> Goal
Omit every picture, then give all the entries again exactly.

==== Dataset records ====

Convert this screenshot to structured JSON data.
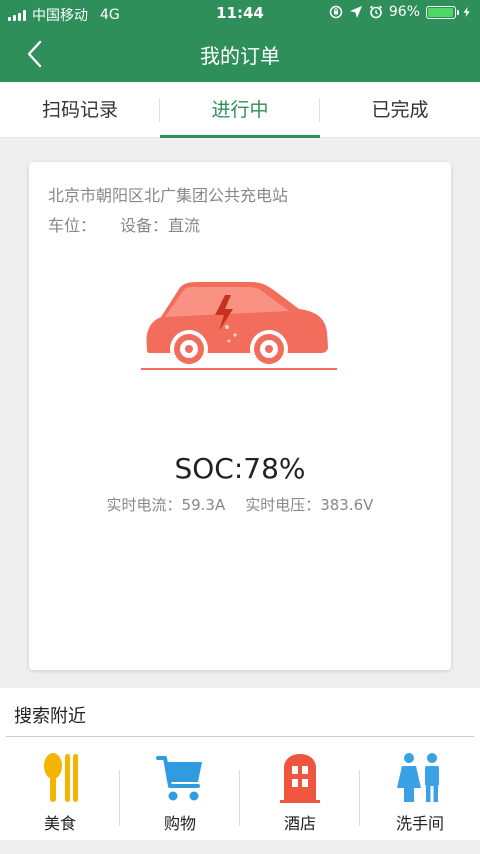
{
  "status_bar": {
    "carrier": "中国移动",
    "network": "4G",
    "time": "11:44",
    "battery": "96%",
    "battery_level": 0.96,
    "icons": [
      "rotation-lock-icon",
      "location-arrow-icon",
      "alarm-icon",
      "charging-bolt-icon"
    ]
  },
  "nav": {
    "title": "我的订单",
    "back_icon": "chevron-left-icon"
  },
  "tabs": [
    {
      "label": "扫码记录",
      "active": false
    },
    {
      "label": "进行中",
      "active": true
    },
    {
      "label": "已完成",
      "active": false
    }
  ],
  "order": {
    "station": "北京市朝阳区北广集团公共充电站",
    "slot_label": "车位：",
    "device_label": "设备：直流",
    "car_icon": "charging-car-icon",
    "soc": "SOC:78%",
    "current": "实时电流：59.3A",
    "voltage": "实时电压：383.6V"
  },
  "nearby": {
    "title": "搜索附近",
    "items": [
      {
        "label": "美食",
        "icon": "fork-knife-icon"
      },
      {
        "label": "购物",
        "icon": "shopping-cart-icon"
      },
      {
        "label": "酒店",
        "icon": "hotel-door-icon"
      },
      {
        "label": "洗手间",
        "icon": "restroom-icon"
      }
    ]
  },
  "colors": {
    "brand_green": "#2f8f5b",
    "car_coral": "#f26d5b",
    "food_yellow": "#f5b400",
    "cart_blue": "#2f9be0",
    "hotel_red": "#f0553f",
    "restroom_blue": "#3aa1e5"
  }
}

====

> Solution to this problem
Convert this screenshot to structured JSON data.
{
  "status_bar": {
    "carrier": "中国移动",
    "network": "4G",
    "time": "11:44",
    "battery": "96%",
    "battery_level": 0.96,
    "icons": [
      "rotation-lock-icon",
      "location-arrow-icon",
      "alarm-icon",
      "charging-bolt-icon"
    ]
  },
  "nav": {
    "title": "我的订单",
    "back_icon": "chevron-left-icon"
  },
  "tabs": [
    {
      "label": "扫码记录",
      "active": false
    },
    {
      "label": "进行中",
      "active": true
    },
    {
      "label": "已完成",
      "active": false
    }
  ],
  "order": {
    "station": "北京市朝阳区北广集团公共充电站",
    "slot_label": "车位：",
    "device_label": "设备：直流",
    "car_icon": "charging-car-icon",
    "soc": "SOC:78%",
    "current": "实时电流：59.3A",
    "voltage": "实时电压：383.6V"
  },
  "nearby": {
    "title": "搜索附近",
    "items": [
      {
        "label": "美食",
        "icon": "fork-knife-icon"
      },
      {
        "label": "购物",
        "icon": "shopping-cart-icon"
      },
      {
        "label": "酒店",
        "icon": "hotel-door-icon"
      },
      {
        "label": "洗手间",
        "icon": "restroom-icon"
      }
    ]
  },
  "colors": {
    "brand_green": "#2f8f5b",
    "car_coral": "#f26d5b",
    "food_yellow": "#f5b400",
    "cart_blue": "#2f9be0",
    "hotel_red": "#f0553f",
    "restroom_blue": "#3aa1e5"
  }
}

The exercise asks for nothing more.